• [Письменное задание]: Оформите все записи ниже как нумерованный список без пустых строк. Изображения в ответ не включайте.

Перечни элементов и областей
★ ★ ★ ★

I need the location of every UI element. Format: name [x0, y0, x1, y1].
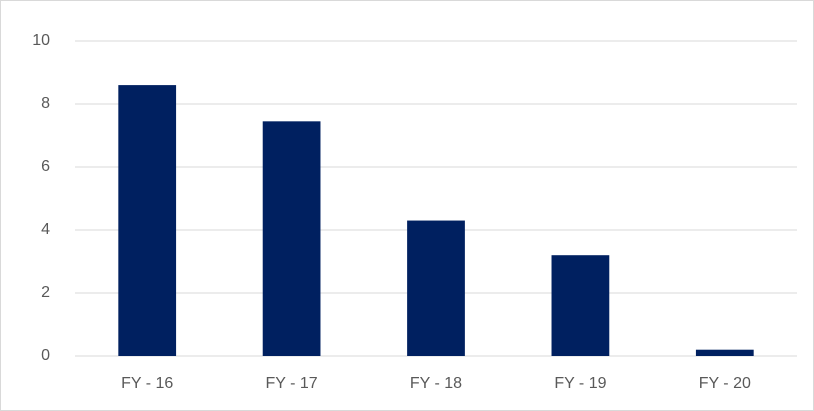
y-tick-label: 8 — [41, 95, 50, 112]
bar — [551, 255, 610, 356]
x-tick-label: FY - 20 — [699, 375, 751, 392]
x-tick-label: FY - 17 — [266, 375, 318, 392]
bar — [262, 121, 321, 356]
bar — [695, 349, 754, 356]
x-tick-label: FY - 19 — [554, 375, 606, 392]
y-tick-label: 4 — [41, 221, 50, 238]
x-tick-label: FY - 16 — [121, 375, 173, 392]
y-tick-label: 6 — [41, 158, 50, 175]
y-tick-label: 0 — [41, 347, 50, 364]
y-tick-label: 10 — [32, 32, 50, 49]
bar — [407, 220, 465, 356]
y-tick-label: 2 — [41, 284, 50, 301]
x-tick-label: FY - 18 — [410, 375, 462, 392]
bar — [118, 85, 177, 356]
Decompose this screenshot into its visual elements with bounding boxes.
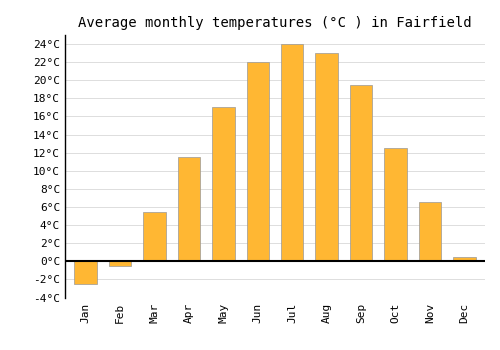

★ ★ ★ ★

• [Ответ к заданию]:
1. I need the location of every UI element. Format: name [x0, y0, x1, y1].
2. y-tick-label: 8 — [41, 95, 50, 112]
3. bar — [551, 255, 610, 356]
4. x-tick-label: FY - 20 — [699, 375, 751, 392]
5. x-tick-label: FY - 17 — [266, 375, 318, 392]
6. bar — [262, 121, 321, 356]
7. bar — [695, 349, 754, 356]
8. x-tick-label: FY - 19 — [554, 375, 606, 392]
9. y-tick-label: 4 — [41, 221, 50, 238]
10. x-tick-label: FY - 16 — [121, 375, 173, 392]
11. y-tick-label: 6 — [41, 158, 50, 175]
12. y-tick-label: 0 — [41, 347, 50, 364]
13. y-tick-label: 10 — [32, 32, 50, 49]
14. bar — [407, 220, 465, 356]
15. y-tick-label: 2 — [41, 284, 50, 301]
16. x-tick-label: FY - 18 — [410, 375, 462, 392]
17. bar — [118, 85, 177, 356]
18. Decompose this screenshot into its visual elements with bounding boxes.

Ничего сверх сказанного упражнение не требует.